Job: Copy every line of the records below verbatim, leaving out the pictures.

─── Records for the task ───

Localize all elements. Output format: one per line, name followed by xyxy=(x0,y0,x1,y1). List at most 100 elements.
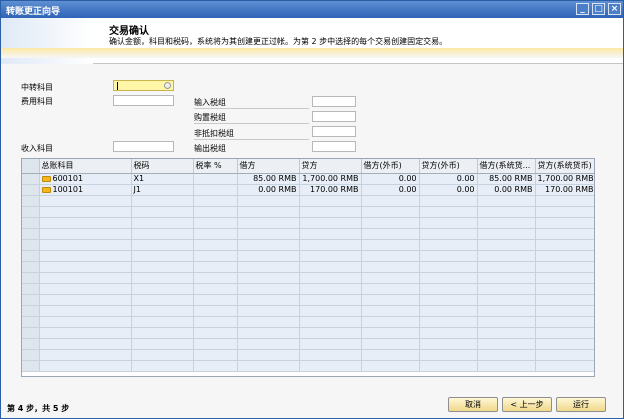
row-selector[interactable] xyxy=(22,294,40,306)
credit-fc-cell[interactable]: 0.00 xyxy=(419,184,478,196)
empty-table-row[interactable] xyxy=(22,217,594,229)
close-icon[interactable]: × xyxy=(608,3,621,15)
column-header-debit[interactable]: 借方 xyxy=(237,159,300,174)
empty-cell[interactable] xyxy=(299,294,362,306)
empty-cell[interactable] xyxy=(39,250,132,262)
empty-table-row[interactable] xyxy=(22,195,594,207)
empty-cell[interactable] xyxy=(237,338,300,350)
empty-cell[interactable] xyxy=(131,294,194,306)
empty-table-row[interactable] xyxy=(22,272,594,284)
empty-cell[interactable] xyxy=(535,272,594,284)
empty-cell[interactable] xyxy=(535,327,594,339)
empty-cell[interactable] xyxy=(299,261,362,273)
empty-cell[interactable] xyxy=(193,316,238,328)
empty-cell[interactable] xyxy=(299,195,362,207)
row-selector[interactable] xyxy=(22,261,40,273)
empty-cell[interactable] xyxy=(39,283,132,295)
empty-cell[interactable] xyxy=(535,305,594,317)
empty-cell[interactable] xyxy=(419,250,478,262)
row-selector[interactable] xyxy=(22,250,40,262)
empty-cell[interactable] xyxy=(299,305,362,317)
empty-cell[interactable] xyxy=(535,250,594,262)
empty-cell[interactable] xyxy=(477,327,536,339)
tax-code-cell[interactable]: J1 xyxy=(131,184,194,196)
empty-cell[interactable] xyxy=(193,327,238,339)
row-selector[interactable] xyxy=(22,173,40,185)
empty-cell[interactable] xyxy=(237,327,300,339)
previous-button[interactable]: < 上一步 xyxy=(502,397,552,412)
empty-cell[interactable] xyxy=(237,228,300,240)
empty-cell[interactable] xyxy=(131,327,194,339)
empty-cell[interactable] xyxy=(419,349,478,361)
empty-cell[interactable] xyxy=(361,261,420,273)
row-selector[interactable] xyxy=(22,305,40,317)
empty-cell[interactable] xyxy=(299,283,362,295)
row-selector[interactable] xyxy=(22,360,40,372)
empty-cell[interactable] xyxy=(237,294,300,306)
empty-cell[interactable] xyxy=(39,349,132,361)
empty-cell[interactable] xyxy=(535,283,594,295)
empty-cell[interactable] xyxy=(193,283,238,295)
row-selector[interactable] xyxy=(22,206,40,218)
empty-cell[interactable] xyxy=(193,338,238,350)
empty-table-row[interactable] xyxy=(22,360,594,372)
empty-cell[interactable] xyxy=(419,228,478,240)
choose-from-list-icon[interactable] xyxy=(164,82,171,89)
empty-cell[interactable] xyxy=(237,206,300,218)
link-arrow-icon[interactable] xyxy=(41,176,51,182)
empty-cell[interactable] xyxy=(131,360,194,372)
empty-cell[interactable] xyxy=(299,349,362,361)
tax-rate-cell[interactable] xyxy=(193,184,238,196)
empty-cell[interactable] xyxy=(237,360,300,372)
empty-cell[interactable] xyxy=(39,305,132,317)
empty-cell[interactable] xyxy=(419,239,478,251)
empty-cell[interactable] xyxy=(535,206,594,218)
empty-table-row[interactable] xyxy=(22,349,594,361)
empty-cell[interactable] xyxy=(131,228,194,240)
column-header-credit-sc[interactable]: 贷方(系统货币) xyxy=(535,159,594,174)
empty-cell[interactable] xyxy=(193,206,238,218)
empty-cell[interactable] xyxy=(361,217,420,229)
empty-cell[interactable] xyxy=(237,272,300,284)
empty-cell[interactable] xyxy=(39,338,132,350)
empty-cell[interactable] xyxy=(299,272,362,284)
empty-cell[interactable] xyxy=(419,283,478,295)
empty-cell[interactable] xyxy=(299,250,362,262)
empty-cell[interactable] xyxy=(299,316,362,328)
empty-table-row[interactable] xyxy=(22,327,594,339)
empty-cell[interactable] xyxy=(361,316,420,328)
gl-account-cell[interactable]: 100101 xyxy=(39,184,132,196)
empty-cell[interactable] xyxy=(299,217,362,229)
empty-table-row[interactable] xyxy=(22,316,594,328)
empty-cell[interactable] xyxy=(237,283,300,295)
row-selector[interactable] xyxy=(22,327,40,339)
empty-cell[interactable] xyxy=(477,316,536,328)
empty-cell[interactable] xyxy=(131,283,194,295)
row-selector[interactable] xyxy=(22,338,40,350)
table-row[interactable]: 100101 J1 0.00 RMB 170.00 RMB 0.00 0.00 … xyxy=(22,184,594,196)
debit-sc-cell[interactable]: 85.00 RMB xyxy=(477,173,536,185)
empty-cell[interactable] xyxy=(131,305,194,317)
empty-cell[interactable] xyxy=(39,294,132,306)
empty-cell[interactable] xyxy=(193,360,238,372)
column-header-debit-sc[interactable]: 借方(系统货... xyxy=(477,159,536,174)
empty-cell[interactable] xyxy=(361,338,420,350)
credit-fc-cell[interactable]: 0.00 xyxy=(419,173,478,185)
empty-cell[interactable] xyxy=(193,239,238,251)
empty-cell[interactable] xyxy=(477,272,536,284)
row-selector[interactable] xyxy=(22,228,40,240)
empty-cell[interactable] xyxy=(193,250,238,262)
maximize-icon[interactable]: □ xyxy=(592,3,605,15)
empty-table-row[interactable] xyxy=(22,283,594,295)
empty-cell[interactable] xyxy=(39,195,132,207)
output-tax-field[interactable] xyxy=(312,141,356,152)
column-header-credit-fc[interactable]: 贷方(外币) xyxy=(419,159,478,174)
empty-cell[interactable] xyxy=(131,195,194,207)
debit-cell[interactable]: 0.00 RMB xyxy=(237,184,300,196)
empty-table-row[interactable] xyxy=(22,305,594,317)
empty-cell[interactable] xyxy=(361,195,420,207)
empty-cell[interactable] xyxy=(361,228,420,240)
empty-cell[interactable] xyxy=(361,327,420,339)
credit-cell[interactable]: 170.00 RMB xyxy=(299,184,362,196)
empty-cell[interactable] xyxy=(477,250,536,262)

───

Answer to this problem:
Localize all elements. Output format: one per line, name followed by xyxy=(x0,y0,x1,y1). List at most 100 elements.
row-selector[interactable] xyxy=(22,294,40,306)
credit-fc-cell[interactable]: 0.00 xyxy=(419,184,478,196)
empty-table-row[interactable] xyxy=(22,217,594,229)
close-icon[interactable]: × xyxy=(608,3,621,15)
column-header-debit[interactable]: 借方 xyxy=(237,159,300,174)
empty-cell[interactable] xyxy=(299,294,362,306)
empty-cell[interactable] xyxy=(39,250,132,262)
empty-table-row[interactable] xyxy=(22,195,594,207)
empty-cell[interactable] xyxy=(237,338,300,350)
empty-cell[interactable] xyxy=(131,294,194,306)
empty-table-row[interactable] xyxy=(22,272,594,284)
empty-cell[interactable] xyxy=(535,272,594,284)
empty-cell[interactable] xyxy=(535,327,594,339)
empty-cell[interactable] xyxy=(299,261,362,273)
empty-cell[interactable] xyxy=(193,316,238,328)
empty-cell[interactable] xyxy=(299,195,362,207)
row-selector[interactable] xyxy=(22,261,40,273)
empty-cell[interactable] xyxy=(39,283,132,295)
empty-cell[interactable] xyxy=(535,305,594,317)
empty-cell[interactable] xyxy=(419,250,478,262)
row-selector[interactable] xyxy=(22,250,40,262)
empty-cell[interactable] xyxy=(299,305,362,317)
empty-cell[interactable] xyxy=(535,250,594,262)
empty-cell[interactable] xyxy=(477,327,536,339)
tax-code-cell[interactable]: J1 xyxy=(131,184,194,196)
empty-cell[interactable] xyxy=(193,327,238,339)
row-selector[interactable] xyxy=(22,173,40,185)
empty-cell[interactable] xyxy=(237,327,300,339)
previous-button[interactable]: < 上一步 xyxy=(502,397,552,412)
empty-cell[interactable] xyxy=(237,228,300,240)
empty-cell[interactable] xyxy=(131,327,194,339)
empty-cell[interactable] xyxy=(419,349,478,361)
empty-cell[interactable] xyxy=(361,261,420,273)
row-selector[interactable] xyxy=(22,305,40,317)
empty-cell[interactable] xyxy=(299,283,362,295)
row-selector[interactable] xyxy=(22,360,40,372)
empty-cell[interactable] xyxy=(237,294,300,306)
empty-cell[interactable] xyxy=(39,349,132,361)
empty-cell[interactable] xyxy=(535,283,594,295)
empty-cell[interactable] xyxy=(193,283,238,295)
row-selector[interactable] xyxy=(22,206,40,218)
empty-cell[interactable] xyxy=(193,338,238,350)
empty-table-row[interactable] xyxy=(22,360,594,372)
empty-cell[interactable] xyxy=(419,228,478,240)
choose-from-list-icon[interactable] xyxy=(164,82,171,89)
empty-cell[interactable] xyxy=(237,206,300,218)
link-arrow-icon[interactable] xyxy=(41,176,51,182)
empty-cell[interactable] xyxy=(131,360,194,372)
empty-cell[interactable] xyxy=(299,349,362,361)
tax-rate-cell[interactable] xyxy=(193,184,238,196)
empty-cell[interactable] xyxy=(237,360,300,372)
empty-cell[interactable] xyxy=(39,305,132,317)
empty-cell[interactable] xyxy=(419,239,478,251)
empty-cell[interactable] xyxy=(535,206,594,218)
empty-table-row[interactable] xyxy=(22,349,594,361)
empty-cell[interactable] xyxy=(131,228,194,240)
column-header-credit-sc[interactable]: 贷方(系统货币) xyxy=(535,159,594,174)
empty-cell[interactable] xyxy=(193,206,238,218)
empty-cell[interactable] xyxy=(361,217,420,229)
empty-cell[interactable] xyxy=(237,272,300,284)
empty-cell[interactable] xyxy=(39,338,132,350)
empty-cell[interactable] xyxy=(299,272,362,284)
empty-cell[interactable] xyxy=(419,283,478,295)
empty-cell[interactable] xyxy=(299,250,362,262)
empty-cell[interactable] xyxy=(299,316,362,328)
empty-table-row[interactable] xyxy=(22,327,594,339)
empty-cell[interactable] xyxy=(361,316,420,328)
gl-account-cell[interactable]: 100101 xyxy=(39,184,132,196)
empty-cell[interactable] xyxy=(299,217,362,229)
empty-table-row[interactable] xyxy=(22,316,594,328)
empty-cell[interactable] xyxy=(237,283,300,295)
row-selector[interactable] xyxy=(22,327,40,339)
empty-cell[interactable] xyxy=(477,316,536,328)
empty-cell[interactable] xyxy=(131,283,194,295)
row-selector[interactable] xyxy=(22,338,40,350)
table-row[interactable]: 100101 J1 0.00 RMB 170.00 RMB 0.00 0.00 … xyxy=(22,184,594,196)
debit-sc-cell[interactable]: 85.00 RMB xyxy=(477,173,536,185)
empty-cell[interactable] xyxy=(131,305,194,317)
empty-cell[interactable] xyxy=(39,294,132,306)
empty-cell[interactable] xyxy=(193,360,238,372)
column-header-debit-sc[interactable]: 借方(系统货... xyxy=(477,159,536,174)
empty-cell[interactable] xyxy=(361,338,420,350)
credit-fc-cell[interactable]: 0.00 xyxy=(419,173,478,185)
empty-cell[interactable] xyxy=(193,239,238,251)
empty-cell[interactable] xyxy=(477,272,536,284)
row-selector[interactable] xyxy=(22,228,40,240)
empty-cell[interactable] xyxy=(193,250,238,262)
maximize-icon[interactable]: □ xyxy=(592,3,605,15)
empty-table-row[interactable] xyxy=(22,283,594,295)
empty-cell[interactable] xyxy=(39,195,132,207)
output-tax-field[interactable] xyxy=(312,141,356,152)
column-header-credit-fc[interactable]: 贷方(外币) xyxy=(419,159,478,174)
empty-cell[interactable] xyxy=(131,195,194,207)
debit-cell[interactable]: 0.00 RMB xyxy=(237,184,300,196)
empty-table-row[interactable] xyxy=(22,305,594,317)
empty-cell[interactable] xyxy=(361,195,420,207)
empty-cell[interactable] xyxy=(361,228,420,240)
empty-cell[interactable] xyxy=(361,327,420,339)
credit-cell[interactable]: 170.00 RMB xyxy=(299,184,362,196)
empty-cell[interactable] xyxy=(477,250,536,262)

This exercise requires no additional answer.